- [PAGE TEXT]

EP by Soilwork
- Released: 24 September 2014
- Recorded: August–September 2012
- Studio: Fascination Street Recordings, Örebro, Sweden
- Genre: Melodic death metal, alternative metal
- Length: 21:44
- Label: Victor Entertainment
- Producer: Jens Bogren, Soilwork

Soilwork chronology
| The Living Infinite (2013) | Beyond the Infinite (2014) | Live in the Heart of Helsinki (2015) |

= Beyond the Infinite (EP) =

Beyond the Infinite is the second EP by Swedish melodic death metal band Soilwork. It was released by Victor Entertainment on 24 September 2014. It contains five unreleased tracks from The Living Infinite sessions and was mixed and mastered at Fascination Street by Johan Örnborg. This release is for Asia only and no plans have been made to release the EP in current form outside of Asia. The tracks have since been included in the 2016 compilation album Death Resonance.

- [MATERIAL]
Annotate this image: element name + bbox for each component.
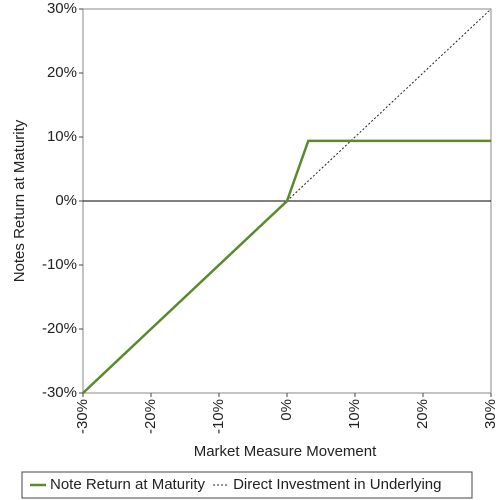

- [SET PROBLEM 1] List every title of a Soilwork release named in the Beyond the Infinite page.
- [SET PROBLEM 2] Extract the passage of the Beyond the Infinite page from "Soilwork chronology" to "album Death Resonance.".
The listing isn't needed for this work.

- [EXERCISE SOLUTION 1] The Living Infinite, Beyond the Infinite, Live in the Heart of Helsinki, Death Resonance

- [EXERCISE SOLUTION 2]
Soilwork chronology
| The Living Infinite (2013) | Beyond the Infinite (2014) | Live in the Heart of Helsinki (2015) |

= Beyond the Infinite (EP) =

Beyond the Infinite is the second EP by Swedish melodic death metal band Soilwork. It was released by Victor Entertainment on 24 September 2014. It contains five unreleased tracks from The Living Infinite sessions and was mixed and mastered at Fascination Street by Johan Örnborg. This release is for Asia only and no plans have been made to release the EP in current form outside of Asia. The tracks have since been included in the 2016 compilation album Death Resonance.